(WHAT IS REQUIRED)
Give the entries again, word for word.
## Begin RECORDS TO PROCESS
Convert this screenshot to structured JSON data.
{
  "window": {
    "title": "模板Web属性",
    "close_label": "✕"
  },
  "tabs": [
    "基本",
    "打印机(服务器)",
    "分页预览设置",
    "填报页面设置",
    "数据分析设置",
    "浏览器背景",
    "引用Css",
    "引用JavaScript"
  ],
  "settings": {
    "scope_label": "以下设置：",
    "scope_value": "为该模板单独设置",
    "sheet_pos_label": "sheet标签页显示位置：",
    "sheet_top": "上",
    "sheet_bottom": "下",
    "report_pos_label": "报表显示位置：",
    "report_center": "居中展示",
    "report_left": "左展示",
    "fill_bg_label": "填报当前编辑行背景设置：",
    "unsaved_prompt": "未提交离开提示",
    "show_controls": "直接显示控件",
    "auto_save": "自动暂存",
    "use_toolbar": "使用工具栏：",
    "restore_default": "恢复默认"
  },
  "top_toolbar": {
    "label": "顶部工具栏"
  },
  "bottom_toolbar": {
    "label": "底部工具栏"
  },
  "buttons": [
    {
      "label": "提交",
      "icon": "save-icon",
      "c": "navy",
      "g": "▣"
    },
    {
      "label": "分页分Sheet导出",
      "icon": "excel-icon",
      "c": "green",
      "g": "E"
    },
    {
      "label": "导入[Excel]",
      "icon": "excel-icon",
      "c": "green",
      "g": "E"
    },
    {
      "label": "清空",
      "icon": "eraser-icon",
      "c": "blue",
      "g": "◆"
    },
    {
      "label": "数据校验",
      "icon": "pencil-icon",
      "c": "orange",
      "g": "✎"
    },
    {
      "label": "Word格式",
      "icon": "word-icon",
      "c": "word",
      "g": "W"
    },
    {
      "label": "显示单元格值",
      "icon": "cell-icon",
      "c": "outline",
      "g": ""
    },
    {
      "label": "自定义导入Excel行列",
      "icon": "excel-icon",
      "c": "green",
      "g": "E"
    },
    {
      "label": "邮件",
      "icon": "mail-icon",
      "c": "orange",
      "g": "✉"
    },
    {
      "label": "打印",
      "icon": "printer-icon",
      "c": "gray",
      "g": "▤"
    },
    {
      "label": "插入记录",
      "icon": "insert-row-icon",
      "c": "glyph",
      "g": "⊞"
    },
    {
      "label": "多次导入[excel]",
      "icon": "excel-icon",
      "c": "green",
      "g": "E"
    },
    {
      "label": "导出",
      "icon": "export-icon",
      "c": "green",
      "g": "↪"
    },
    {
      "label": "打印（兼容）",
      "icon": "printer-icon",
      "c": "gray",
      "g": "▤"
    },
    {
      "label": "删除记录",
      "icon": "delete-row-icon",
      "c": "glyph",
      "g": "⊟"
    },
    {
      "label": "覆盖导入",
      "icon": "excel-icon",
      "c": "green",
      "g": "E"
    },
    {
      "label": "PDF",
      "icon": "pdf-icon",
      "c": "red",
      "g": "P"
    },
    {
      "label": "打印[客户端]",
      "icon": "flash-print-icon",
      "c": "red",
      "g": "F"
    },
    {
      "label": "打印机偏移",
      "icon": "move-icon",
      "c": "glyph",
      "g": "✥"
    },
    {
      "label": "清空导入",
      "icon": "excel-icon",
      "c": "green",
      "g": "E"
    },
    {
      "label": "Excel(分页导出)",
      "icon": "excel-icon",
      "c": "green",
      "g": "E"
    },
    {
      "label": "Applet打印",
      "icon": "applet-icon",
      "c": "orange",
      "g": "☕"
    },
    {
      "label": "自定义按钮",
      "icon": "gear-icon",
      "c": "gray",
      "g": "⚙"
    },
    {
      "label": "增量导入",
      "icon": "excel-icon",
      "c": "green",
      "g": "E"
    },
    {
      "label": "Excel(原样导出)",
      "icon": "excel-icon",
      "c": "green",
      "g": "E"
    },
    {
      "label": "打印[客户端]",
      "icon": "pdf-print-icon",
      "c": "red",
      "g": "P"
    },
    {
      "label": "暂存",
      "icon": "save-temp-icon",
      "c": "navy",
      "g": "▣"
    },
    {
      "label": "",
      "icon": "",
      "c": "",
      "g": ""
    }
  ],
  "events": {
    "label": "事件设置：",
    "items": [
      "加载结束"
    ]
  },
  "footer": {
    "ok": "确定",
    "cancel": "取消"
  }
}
## End RECORDS TO PROCESS
(PROBLEM SOLUTION)
Convert this screenshot to structured JSON data.
{
  "window": {
    "title": "模板Web属性",
    "close_label": "✕"
  },
  "tabs": [
    "基本",
    "打印机(服务器)",
    "分页预览设置",
    "填报页面设置",
    "数据分析设置",
    "浏览器背景",
    "引用Css",
    "引用JavaScript"
  ],
  "settings": {
    "scope_label": "以下设置：",
    "scope_value": "为该模板单独设置",
    "sheet_pos_label": "sheet标签页显示位置：",
    "sheet_top": "上",
    "sheet_bottom": "下",
    "report_pos_label": "报表显示位置：",
    "report_center": "居中展示",
    "report_left": "左展示",
    "fill_bg_label": "填报当前编辑行背景设置：",
    "unsaved_prompt": "未提交离开提示",
    "show_controls": "直接显示控件",
    "auto_save": "自动暂存",
    "use_toolbar": "使用工具栏：",
    "restore_default": "恢复默认"
  },
  "top_toolbar": {
    "label": "顶部工具栏"
  },
  "bottom_toolbar": {
    "label": "底部工具栏"
  },
  "buttons": [
    {
      "label": "提交",
      "icon": "save-icon",
      "c": "navy",
      "g": "▣"
    },
    {
      "label": "分页分Sheet导出",
      "icon": "excel-icon",
      "c": "green",
      "g": "E"
    },
    {
      "label": "导入[Excel]",
      "icon": "excel-icon",
      "c": "green",
      "g": "E"
    },
    {
      "label": "清空",
      "icon": "eraser-icon",
      "c": "blue",
      "g": "◆"
    },
    {
      "label": "数据校验",
      "icon": "pencil-icon",
      "c": "orange",
      "g": "✎"
    },
    {
      "label": "Word格式",
      "icon": "word-icon",
      "c": "word",
      "g": "W"
    },
    {
      "label": "显示单元格值",
      "icon": "cell-icon",
      "c": "outline",
      "g": ""
    },
    {
      "label": "自定义导入Excel行列",
      "icon": "excel-icon",
      "c": "green",
      "g": "E"
    },
    {
      "label": "邮件",
      "icon": "mail-icon",
      "c": "orange",
      "g": "✉"
    },
    {
      "label": "打印",
      "icon": "printer-icon",
      "c": "gray",
      "g": "▤"
    },
    {
      "label": "插入记录",
      "icon": "insert-row-icon",
      "c": "glyph",
      "g": "⊞"
    },
    {
      "label": "多次导入[excel]",
      "icon": "excel-icon",
      "c": "green",
      "g": "E"
    },
    {
      "label": "导出",
      "icon": "export-icon",
      "c": "green",
      "g": "↪"
    },
    {
      "label": "打印（兼容）",
      "icon": "printer-icon",
      "c": "gray",
      "g": "▤"
    },
    {
      "label": "删除记录",
      "icon": "delete-row-icon",
      "c": "glyph",
      "g": "⊟"
    },
    {
      "label": "覆盖导入",
      "icon": "excel-icon",
      "c": "green",
      "g": "E"
    },
    {
      "label": "PDF",
      "icon": "pdf-icon",
      "c": "red",
      "g": "P"
    },
    {
      "label": "打印[客户端]",
      "icon": "flash-print-icon",
      "c": "red",
      "g": "F"
    },
    {
      "label": "打印机偏移",
      "icon": "move-icon",
      "c": "glyph",
      "g": "✥"
    },
    {
      "label": "清空导入",
      "icon": "excel-icon",
      "c": "green",
      "g": "E"
    },
    {
      "label": "Excel(分页导出)",
      "icon": "excel-icon",
      "c": "green",
      "g": "E"
    },
    {
      "label": "Applet打印",
      "icon": "applet-icon",
      "c": "orange",
      "g": "☕"
    },
    {
      "label": "自定义按钮",
      "icon": "gear-icon",
      "c": "gray",
      "g": "⚙"
    },
    {
      "label": "增量导入",
      "icon": "excel-icon",
      "c": "green",
      "g": "E"
    },
    {
      "label": "Excel(原样导出)",
      "icon": "excel-icon",
      "c": "green",
      "g": "E"
    },
    {
      "label": "打印[客户端]",
      "icon": "pdf-print-icon",
      "c": "red",
      "g": "P"
    },
    {
      "label": "暂存",
      "icon": "save-temp-icon",
      "c": "navy",
      "g": "▣"
    },
    {
      "label": "",
      "icon": "",
      "c": "",
      "g": ""
    }
  ],
  "events": {
    "label": "事件设置：",
    "items": [
      "加载结束"
    ]
  },
  "footer": {
    "ok": "确定",
    "cancel": "取消"
  }
}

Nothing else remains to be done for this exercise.